In the listing that follows, count each line containing the string "BUSTA" and report only the count.

- Records provided -
-- start --
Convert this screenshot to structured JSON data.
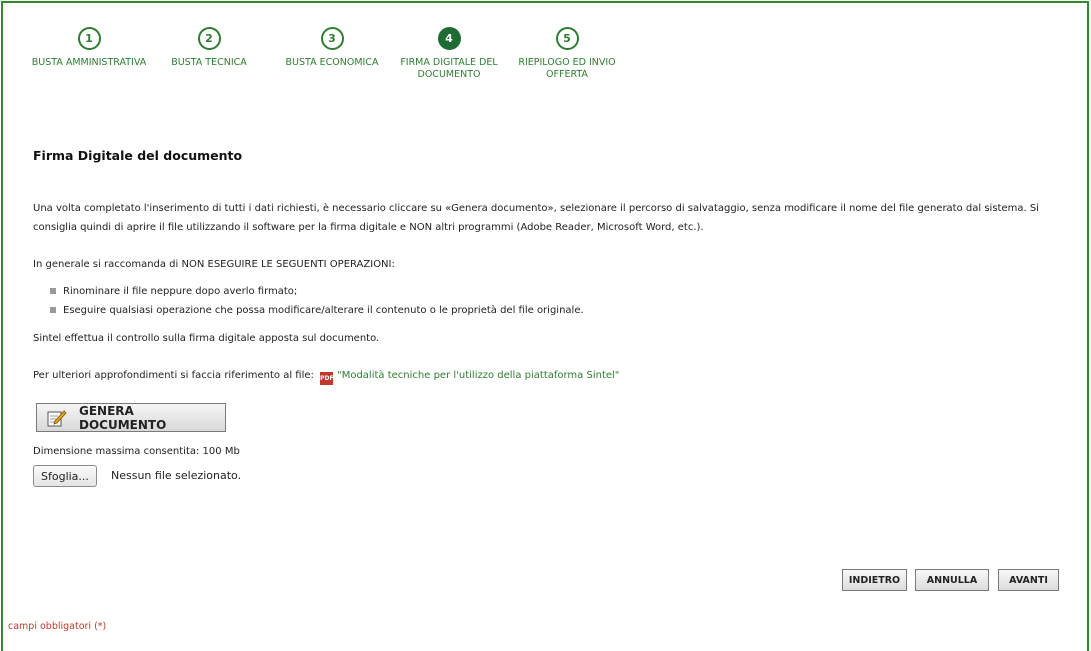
{
  "steps": [
    {
      "number": "1",
      "label": "BUSTA AMMINISTRATIVA"
    },
    {
      "number": "2",
      "label": "BUSTA TECNICA"
    },
    {
      "number": "3",
      "label": "BUSTA ECONOMICA"
    },
    {
      "number": "4",
      "label": "FIRMA DIGITALE DEL DOCUMENTO"
    },
    {
      "number": "5",
      "label": "RIEPILOGO ED INVIO OFFERTA"
    }
  ],
  "active_step": 4,
  "colors": {
    "accent": "#2e7d32",
    "active_step": "#1e6b34",
    "frame": "#2e8b2e",
    "required": "#c0392b"
  },
  "title": "Firma Digitale del documento",
  "intro": "Una volta completato l'inserimento di tutti i dati richiesti, è necessario cliccare su «Genera documento», selezionare il percorso di salvataggio, senza modificare il nome del file generato dal sistema. Si consiglia quindi di aprire il file utilizzando il software per la firma digitale e NON altri programmi (Adobe Reader, Microsoft Word, etc.).",
  "warning_intro": "In generale si raccomanda di NON ESEGUIRE LE SEGUENTI OPERAZIONI:",
  "bullets": [
    "Rinominare il file neppure dopo averlo firmato;",
    "Eseguire qualsiasi operazione che possa modificare/alterare il contenuto o le proprietà del file originale."
  ],
  "check_note": "Sintel effettua il controllo sulla firma digitale apposta sul documento.",
  "reference_text": "Per ulteriori approfondimenti si faccia riferimento al file:",
  "reference_icon": "pdf-icon",
  "pdf_icon_text": "PDF",
  "reference_link": "\"Modalità tecniche per l'utilizzo della piattaforma Sintel\"",
  "genera_button": "GENERA DOCUMENTO",
  "max_size": "Dimensione massima consentita: 100 Mb",
  "browse_button": "Sfoglia...",
  "no_file": "Nessun file selezionato.",
  "nav": {
    "back": "INDIETRO",
    "cancel": "ANNULLA",
    "next": "AVANTI"
  },
  "required_note": "campi obbligatori (*)"
}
-- end --
- Task output -
3